*Activity:*
Only the text belongs in the copy: repeat each record exactly, without pictures.

[Document structure recognition data]

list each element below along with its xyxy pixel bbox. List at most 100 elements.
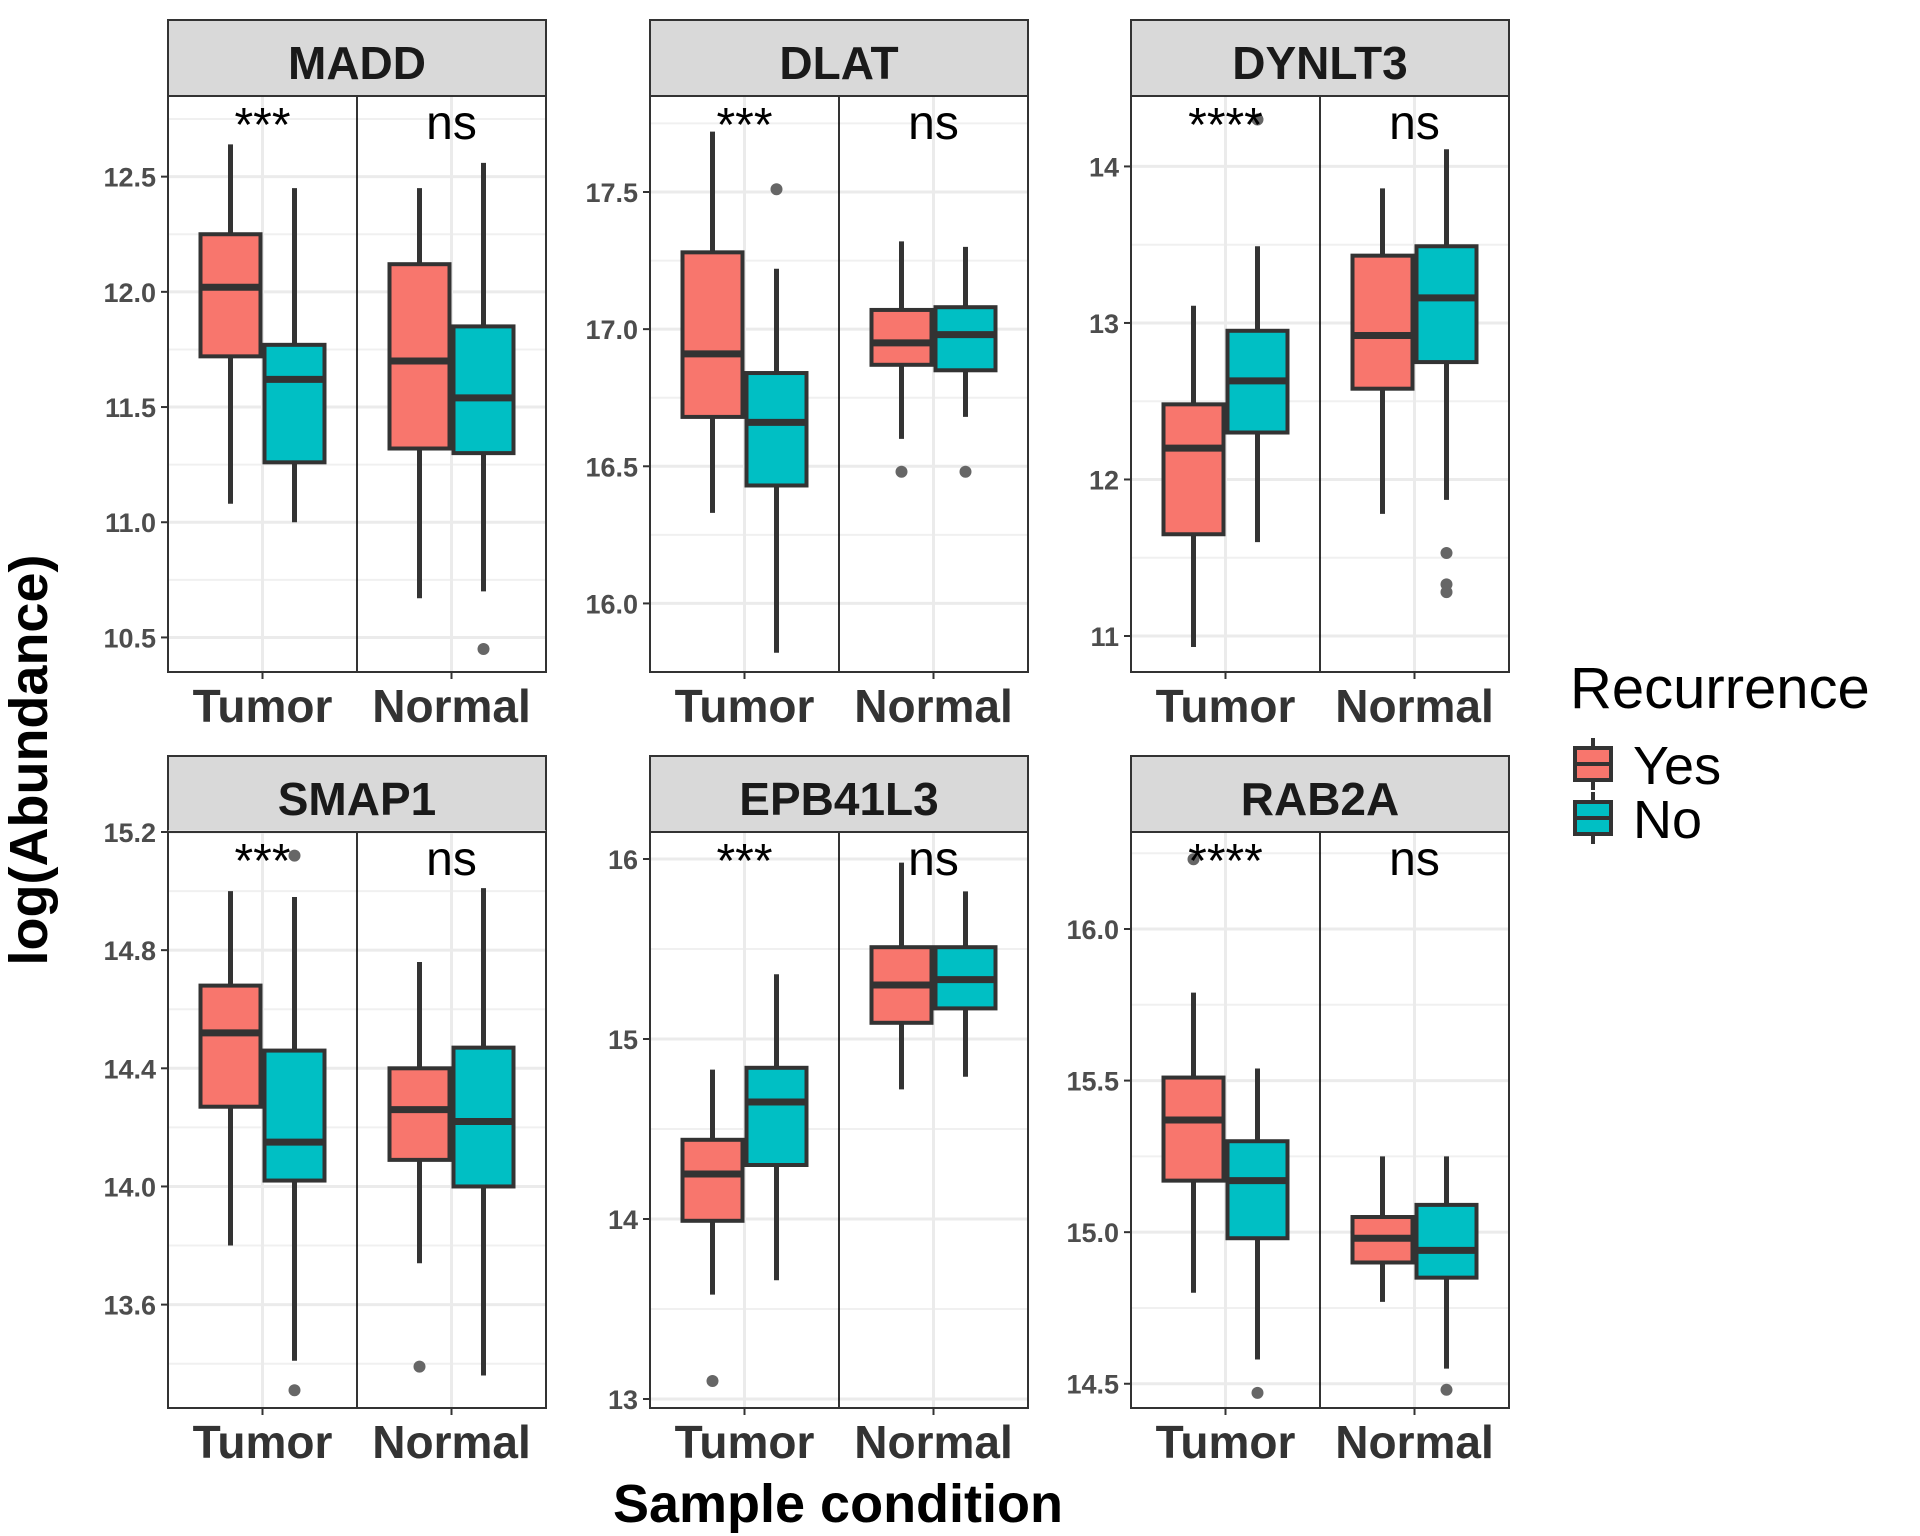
- x-axis-title: Sample condition: [613, 1474, 1063, 1534]
- panel-madd-significance-normal: ns: [426, 97, 477, 150]
- panel-smap1-ytick-label: 14.0: [103, 1172, 156, 1202]
- panel-dlat-tumor-no-box: [744, 183, 809, 653]
- legend-label-no: No: [1633, 790, 1702, 850]
- panel-smap1-strip: [167, 755, 547, 833]
- facet-panels: MADD 10.5 11.0 11.5 12.0 12.5 Tumor Normal *** ns…: [103, 19, 1510, 1468]
- legend-entry-yes: Yes: [1573, 736, 1721, 796]
- panel-dynlt3-tumor-no-outlier: [1251, 113, 1264, 126]
- panel-dynlt3-normal-no-box: [1414, 149, 1479, 599]
- panel-dynlt3-significance-normal: ns: [1389, 97, 1440, 150]
- panel-rab2a-tumor-yes-box: [1161, 853, 1226, 1293]
- panel-dynlt3-border: [1130, 95, 1510, 673]
- panel-dlat-tumor-no-iqr: [744, 371, 809, 488]
- panel-madd-border: [167, 95, 547, 673]
- panel-rab2a-strip: [1130, 755, 1510, 833]
- panel-epb41l3-significance-tumor: ***: [716, 835, 772, 888]
- panel-smap1-normal-yes-outlier: [413, 1360, 426, 1373]
- y-axis-title: log(Abundance): [0, 555, 59, 966]
- panel-rab2a-border: [1130, 831, 1510, 1409]
- panel-rab2a-significance-normal: ns: [1389, 833, 1440, 886]
- panel-smap1-border: [167, 831, 547, 1409]
- panel-rab2a-xtick-label-normal: Normal: [1335, 1416, 1493, 1468]
- panel-madd-tumor-no-box: [262, 188, 327, 523]
- panel-dynlt3-ytick-label: 11: [1090, 622, 1119, 652]
- panel-smap1-ytick-label: 14.8: [103, 936, 156, 966]
- panel-rab2a-ytick-label: 14.5: [1066, 1370, 1119, 1400]
- panel-rab2a-normal-no-box: [1414, 1156, 1479, 1396]
- panel-dlat-ytick-label: 16.0: [585, 589, 638, 619]
- panel-smap1-normal-yes-box: [387, 961, 452, 1373]
- panel-dynlt3-normal-yes-box: [1350, 188, 1415, 514]
- panel-epb41l3-tumor-yes-outlier: [706, 1375, 719, 1387]
- panel-dynlt3-normal-yes-iqr: [1350, 253, 1415, 391]
- panel-dynlt3-significance-tumor: ****: [1188, 99, 1263, 152]
- panel-epb41l3-ytick-label: 16: [608, 845, 638, 875]
- panel-smap1-normal-no-iqr: [451, 1045, 516, 1189]
- panel-epb41l3-tumor-yes-box: [680, 1069, 745, 1387]
- panel-dlat-ytick-label: 17.5: [585, 178, 638, 208]
- panel-smap1-significance-tumor: ***: [234, 835, 290, 888]
- panel-dlat-normal-no-outlier: [959, 465, 972, 478]
- panel-madd-tumor-yes-iqr: [198, 232, 263, 359]
- panel-madd-ytick-label: 11.5: [105, 393, 156, 423]
- panel-rab2a-normal-yes-box: [1350, 1156, 1415, 1302]
- panel-dlat-normal-yes-outlier: [895, 465, 908, 478]
- panel-madd-normal-no-box: [451, 162, 516, 655]
- panel-smap1-tumor-no-iqr: [262, 1048, 327, 1183]
- panel-smap1-strip-title: SMAP1: [278, 773, 436, 825]
- panel-epb41l3-xtick-label-tumor: Tumor: [675, 1416, 815, 1468]
- panel-smap1: SMAP1 13.6 14.0 14.4 14.8 15.2 Tumor Normal *** n…: [103, 755, 547, 1468]
- panel-madd-strip: [167, 19, 547, 97]
- panel-madd-tumor-no-iqr: [262, 342, 327, 465]
- panel-dynlt3-tumor-no-box: [1225, 113, 1290, 543]
- panel-epb41l3-normal-no-box: [933, 891, 998, 1077]
- panel-dlat-normal-yes-iqr: [869, 307, 934, 367]
- panel-dlat: DLAT 16.0 16.5 17.0 17.5 Tumor Normal *** ns: [585, 19, 1029, 732]
- panel-dlat-normal-yes-box: [869, 241, 934, 478]
- panel-smap1-tumor-no-box: [262, 849, 327, 1397]
- panel-dynlt3-xtick-label-normal: Normal: [1335, 680, 1493, 732]
- panel-rab2a-tumor-no-iqr: [1225, 1139, 1290, 1241]
- panel-smap1-xtick-label-normal: Normal: [372, 1416, 530, 1468]
- panel-rab2a-tumor-yes-iqr: [1161, 1075, 1226, 1183]
- panel-dlat-ytick-label: 17.0: [585, 315, 638, 345]
- panel-dlat-normal-no-box: [933, 246, 998, 478]
- legend-entry-no: No: [1573, 790, 1702, 850]
- panel-epb41l3-ytick-label: 13: [608, 1385, 638, 1415]
- panel-dlat-xtick-label-tumor: Tumor: [675, 680, 815, 732]
- panel-dlat-strip-title: DLAT: [779, 37, 898, 89]
- panel-rab2a-strip-title: RAB2A: [1241, 773, 1399, 825]
- panel-dynlt3-normal-no-outlier: [1440, 547, 1453, 560]
- panel-smap1-ytick-label: 13.6: [103, 1291, 156, 1321]
- panel-epb41l3-significance-normal: ns: [908, 833, 959, 886]
- panel-rab2a-ytick-label: 15.5: [1066, 1067, 1119, 1097]
- legend-label-yes: Yes: [1633, 736, 1721, 796]
- panel-dynlt3-tumor-yes-box: [1161, 305, 1226, 647]
- panel-smap1-xtick-label-tumor: Tumor: [193, 1416, 333, 1468]
- panel-smap1-normal-yes-iqr: [387, 1066, 452, 1162]
- panel-dlat-significance-tumor: ***: [716, 99, 772, 152]
- panel-dynlt3-tumor-yes-iqr: [1161, 402, 1226, 537]
- panel-rab2a-normal-no-outlier: [1440, 1383, 1453, 1396]
- legend-title: Recurrence: [1570, 656, 1870, 721]
- panel-smap1-tumor-yes-iqr: [198, 983, 263, 1109]
- panel-dynlt3-ytick-label: 14: [1089, 152, 1119, 182]
- panel-rab2a: RAB2A 14.5 15.0 15.5 16.0 Tumor Normal **** ns: [1066, 755, 1510, 1468]
- panel-madd-normal-yes-box: [387, 188, 452, 599]
- panel-madd-tumor-yes-box: [198, 144, 263, 504]
- panel-epb41l3-border: [649, 831, 1029, 1409]
- panel-dynlt3-ytick-label: 12: [1089, 465, 1119, 495]
- panel-dlat-significance-normal: ns: [908, 97, 959, 150]
- panel-madd-normal-no-outlier: [477, 642, 490, 655]
- panel-madd-xtick-label-tumor: Tumor: [193, 680, 333, 732]
- panel-rab2a-xtick-label-tumor: Tumor: [1156, 1416, 1296, 1468]
- panel-epb41l3: EPB41L3 13 14 15 16 Tumor Normal *** ns: [608, 755, 1029, 1468]
- panel-epb41l3-tumor-no-iqr: [744, 1065, 809, 1168]
- panel-dlat-tumor-yes-iqr: [680, 250, 745, 419]
- panel-rab2a-ytick-label: 15.0: [1066, 1218, 1119, 1248]
- panel-rab2a-tumor-no-outlier: [1251, 1386, 1264, 1399]
- panel-smap1-significance-normal: ns: [426, 833, 477, 886]
- legend: Recurrence Yes No: [1570, 656, 1870, 850]
- panel-epb41l3-tumor-yes-iqr: [680, 1137, 745, 1223]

*Output for this task:*
list each element below along with its xyxy pixel bbox. List at most 100 elements.
- x-axis-title: Sample condition: [613, 1474, 1063, 1534]
- panel-madd-significance-normal: ns: [426, 97, 477, 150]
- panel-smap1-ytick-label: 14.0: [103, 1172, 156, 1202]
- panel-dlat-tumor-no-box: [744, 183, 809, 653]
- legend-label-no: No: [1633, 790, 1702, 850]
- panel-smap1-strip: [167, 755, 547, 833]
- facet-panels: MADD 10.5 11.0 11.5 12.0 12.5 Tumor Normal *** ns…: [103, 19, 1510, 1468]
- legend-entry-yes: Yes: [1573, 736, 1721, 796]
- panel-dynlt3-tumor-no-outlier: [1251, 113, 1264, 126]
- panel-dynlt3-normal-no-box: [1414, 149, 1479, 599]
- panel-dynlt3-significance-normal: ns: [1389, 97, 1440, 150]
- panel-rab2a-tumor-yes-box: [1161, 853, 1226, 1293]
- panel-dynlt3-border: [1130, 95, 1510, 673]
- panel-dlat-tumor-no-iqr: [744, 371, 809, 488]
- panel-madd-border: [167, 95, 547, 673]
- panel-rab2a-strip: [1130, 755, 1510, 833]
- panel-epb41l3-significance-tumor: ***: [716, 835, 772, 888]
- panel-smap1-normal-yes-outlier: [413, 1360, 426, 1373]
- y-axis-title: log(Abundance): [0, 555, 59, 966]
- panel-rab2a-border: [1130, 831, 1510, 1409]
- panel-rab2a-significance-normal: ns: [1389, 833, 1440, 886]
- panel-smap1-border: [167, 831, 547, 1409]
- panel-rab2a-xtick-label-normal: Normal: [1335, 1416, 1493, 1468]
- panel-madd-tumor-no-box: [262, 188, 327, 523]
- panel-dynlt3-ytick-label: 11: [1090, 622, 1119, 652]
- panel-smap1-ytick-label: 14.8: [103, 936, 156, 966]
- panel-rab2a-ytick-label: 14.5: [1066, 1370, 1119, 1400]
- panel-rab2a-normal-no-box: [1414, 1156, 1479, 1396]
- panel-dlat-ytick-label: 16.0: [585, 589, 638, 619]
- panel-smap1-normal-yes-box: [387, 961, 452, 1373]
- panel-dynlt3-normal-yes-box: [1350, 188, 1415, 514]
- panel-epb41l3-tumor-yes-outlier: [706, 1375, 719, 1387]
- panel-dynlt3-normal-yes-iqr: [1350, 253, 1415, 391]
- panel-dynlt3-significance-tumor: ****: [1188, 99, 1263, 152]
- panel-epb41l3-ytick-label: 16: [608, 845, 638, 875]
- panel-smap1-normal-no-iqr: [451, 1045, 516, 1189]
- panel-epb41l3-tumor-yes-box: [680, 1069, 745, 1387]
- panel-dlat-ytick-label: 17.5: [585, 178, 638, 208]
- panel-smap1-significance-tumor: ***: [234, 835, 290, 888]
- panel-dlat-normal-no-outlier: [959, 465, 972, 478]
- panel-madd-tumor-yes-iqr: [198, 232, 263, 359]
- panel-madd-ytick-label: 11.5: [105, 393, 156, 423]
- panel-rab2a-normal-yes-box: [1350, 1156, 1415, 1302]
- panel-dlat-normal-yes-outlier: [895, 465, 908, 478]
- panel-madd-normal-no-box: [451, 162, 516, 655]
- panel-smap1-tumor-no-iqr: [262, 1048, 327, 1183]
- panel-smap1-strip-title: SMAP1: [278, 773, 436, 825]
- panel-epb41l3-xtick-label-tumor: Tumor: [675, 1416, 815, 1468]
- panel-smap1: SMAP1 13.6 14.0 14.4 14.8 15.2 Tumor Normal *** n…: [103, 755, 547, 1468]
- panel-madd-strip: [167, 19, 547, 97]
- panel-madd-tumor-no-iqr: [262, 342, 327, 465]
- panel-dynlt3-tumor-no-box: [1225, 113, 1290, 543]
- panel-epb41l3-normal-no-box: [933, 891, 998, 1077]
- panel-dlat-normal-yes-iqr: [869, 307, 934, 367]
- panel-dlat: DLAT 16.0 16.5 17.0 17.5 Tumor Normal *** ns: [585, 19, 1029, 732]
- panel-dlat-normal-yes-box: [869, 241, 934, 478]
- panel-smap1-tumor-no-box: [262, 849, 327, 1397]
- panel-dynlt3-xtick-label-normal: Normal: [1335, 680, 1493, 732]
- panel-rab2a-tumor-no-iqr: [1225, 1139, 1290, 1241]
- panel-smap1-xtick-label-normal: Normal: [372, 1416, 530, 1468]
- panel-rab2a-tumor-yes-iqr: [1161, 1075, 1226, 1183]
- panel-dlat-ytick-label: 17.0: [585, 315, 638, 345]
- panel-dlat-normal-no-box: [933, 246, 998, 478]
- legend-entry-no: No: [1573, 790, 1702, 850]
- panel-epb41l3-ytick-label: 13: [608, 1385, 638, 1415]
- panel-dlat-xtick-label-tumor: Tumor: [675, 680, 815, 732]
- panel-dlat-strip-title: DLAT: [779, 37, 898, 89]
- panel-rab2a-strip-title: RAB2A: [1241, 773, 1399, 825]
- panel-dynlt3-normal-no-outlier: [1440, 547, 1453, 560]
- panel-smap1-ytick-label: 13.6: [103, 1291, 156, 1321]
- panel-epb41l3-significance-normal: ns: [908, 833, 959, 886]
- panel-rab2a-ytick-label: 15.5: [1066, 1067, 1119, 1097]
- legend-label-yes: Yes: [1633, 736, 1721, 796]
- panel-dynlt3-tumor-yes-box: [1161, 305, 1226, 647]
- panel-smap1-xtick-label-tumor: Tumor: [193, 1416, 333, 1468]
- panel-smap1-normal-yes-iqr: [387, 1066, 452, 1162]
- panel-dlat-significance-tumor: ***: [716, 99, 772, 152]
- panel-dynlt3-tumor-yes-iqr: [1161, 402, 1226, 537]
- panel-rab2a-normal-no-outlier: [1440, 1383, 1453, 1396]
- legend-title: Recurrence: [1570, 656, 1870, 721]
- panel-smap1-tumor-yes-iqr: [198, 983, 263, 1109]
- panel-dynlt3-ytick-label: 14: [1089, 152, 1119, 182]
- panel-rab2a: RAB2A 14.5 15.0 15.5 16.0 Tumor Normal **** ns: [1066, 755, 1510, 1468]
- panel-madd-normal-yes-box: [387, 188, 452, 599]
- panel-madd-tumor-yes-box: [198, 144, 263, 504]
- panel-epb41l3-border: [649, 831, 1029, 1409]
- panel-dynlt3-ytick-label: 12: [1089, 465, 1119, 495]
- panel-dlat-significance-normal: ns: [908, 97, 959, 150]
- panel-madd-normal-no-outlier: [477, 642, 490, 655]
- panel-madd-xtick-label-tumor: Tumor: [193, 680, 333, 732]
- panel-rab2a-xtick-label-tumor: Tumor: [1156, 1416, 1296, 1468]
- panel-epb41l3: EPB41L3 13 14 15 16 Tumor Normal *** ns: [608, 755, 1029, 1468]
- panel-epb41l3-tumor-no-iqr: [744, 1065, 809, 1168]
- panel-dlat-tumor-yes-iqr: [680, 250, 745, 419]
- panel-rab2a-ytick-label: 15.0: [1066, 1218, 1119, 1248]
- panel-rab2a-tumor-no-outlier: [1251, 1386, 1264, 1399]
- panel-smap1-significance-normal: ns: [426, 833, 477, 886]
- legend: Recurrence Yes No: [1570, 656, 1870, 850]
- panel-epb41l3-tumor-yes-iqr: [680, 1137, 745, 1223]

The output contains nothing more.